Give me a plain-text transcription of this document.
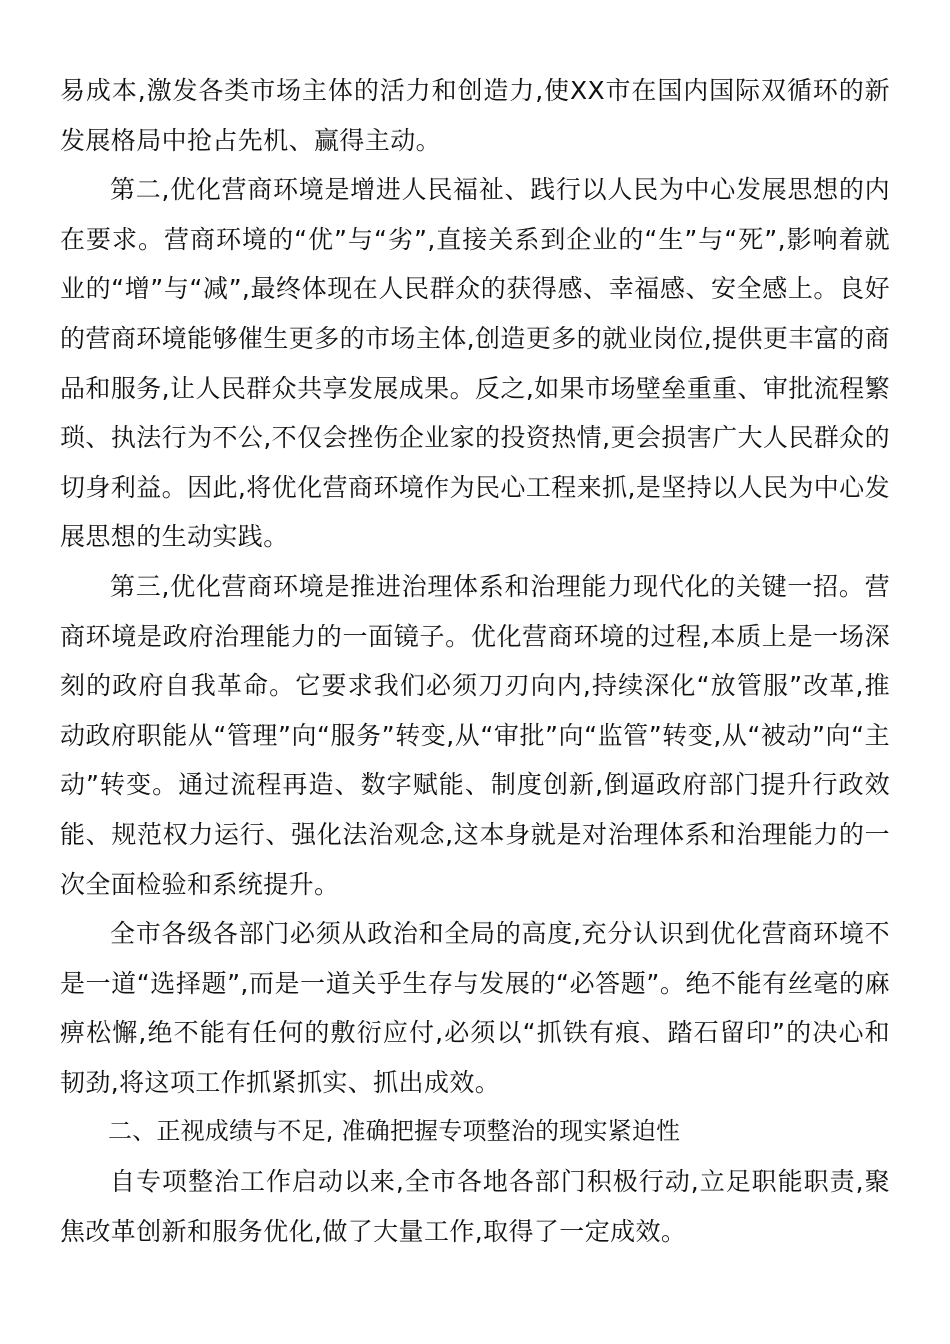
易成本,激发各类市场主体的活力和创造力,使XX市在国内国际双循环的新发展格局中抢占先机、赢得主动。

第二,优化营商环境是增进人民福祉、践行以人民为中心发展思想的内在要求。营商环境的“优”与“劣”,直接关系到企业的“生”与“死”,影响着就业的“增”与“减”,最终体现在人民群众的获得感、幸福感、安全感上。良好的营商环境能够催生更多的市场主体,创造更多的就业岗位,提供更丰富的商品和服务,让人民群众共享发展成果。反之,如果市场壁垒重重、审批流程繁琐、执法行为不公,不仅会挫伤企业家的投资热情,更会损害广大人民群众的切身利益。因此,将优化营商环境作为民心工程来抓,是坚持以人民为中心发展思想的生动实践。

第三,优化营商环境是推进治理体系和治理能力现代化的关键一招。营商环境是政府治理能力的一面镜子。优化营商环境的过程,本质上是一场深刻的政府自我革命。它要求我们必须刀刃向内,持续深化“放管服”改革,推动政府职能从“管理”向“服务”转变,从“审批”向“监管”转变,从“被动”向“主动”转变。通过流程再造、数字赋能、制度创新,倒逼政府部门提升行政效能、规范权力运行、强化法治观念,这本身就是对治理体系和治理能力的一次全面检验和系统提升。

全市各级各部门必须从政治和全局的高度,充分认识到优化营商环境不是一道“选择题”,而是一道关乎生存与发展的“必答题”。绝不能有丝毫的麻痹松懈,绝不能有任何的敷衍应付,必须以“抓铁有痕、踏石留印”的决心和韧劲,将这项工作抓紧抓实、抓出成效。

二、正视成绩与不足, 准确把握专项整治的现实紧迫性

自专项整治工作启动以来,全市各地各部门积极行动,立足职能职责,聚焦改革创新和服务优化,做了大量工作,取得了一定成效。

▸ Task details: Print each of the records above exactly as written, leaving no picture in the copy.

▸ The solution:
Give me a plain-text transcription of this document.
易成本,激发各类市场主体的活力和创造力,使XX市在国内国际双循环的新发展格局中抢占先机、赢得主动。

第二,优化营商环境是增进人民福祉、践行以人民为中心发展思想的内在要求。营商环境的“优”与“劣”,直接关系到企业的“生”与“死”,影响着就业的“增”与“减”,最终体现在人民群众的获得感、幸福感、安全感上。良好的营商环境能够催生更多的市场主体,创造更多的就业岗位,提供更丰富的商品和服务,让人民群众共享发展成果。反之,如果市场壁垒重重、审批流程繁琐、执法行为不公,不仅会挫伤企业家的投资热情,更会损害广大人民群众的切身利益。因此,将优化营商环境作为民心工程来抓,是坚持以人民为中心发展思想的生动实践。

第三,优化营商环境是推进治理体系和治理能力现代化的关键一招。营商环境是政府治理能力的一面镜子。优化营商环境的过程,本质上是一场深刻的政府自我革命。它要求我们必须刀刃向内,持续深化“放管服”改革,推动政府职能从“管理”向“服务”转变,从“审批”向“监管”转变,从“被动”向“主动”转变。通过流程再造、数字赋能、制度创新,倒逼政府部门提升行政效能、规范权力运行、强化法治观念,这本身就是对治理体系和治理能力的一次全面检验和系统提升。

全市各级各部门必须从政治和全局的高度,充分认识到优化营商环境不是一道“选择题”,而是一道关乎生存与发展的“必答题”。绝不能有丝毫的麻痹松懈,绝不能有任何的敷衍应付,必须以“抓铁有痕、踏石留印”的决心和韧劲,将这项工作抓紧抓实、抓出成效。

二、正视成绩与不足, 准确把握专项整治的现实紧迫性

自专项整治工作启动以来,全市各地各部门积极行动,立足职能职责,聚焦改革创新和服务优化,做了大量工作,取得了一定成效。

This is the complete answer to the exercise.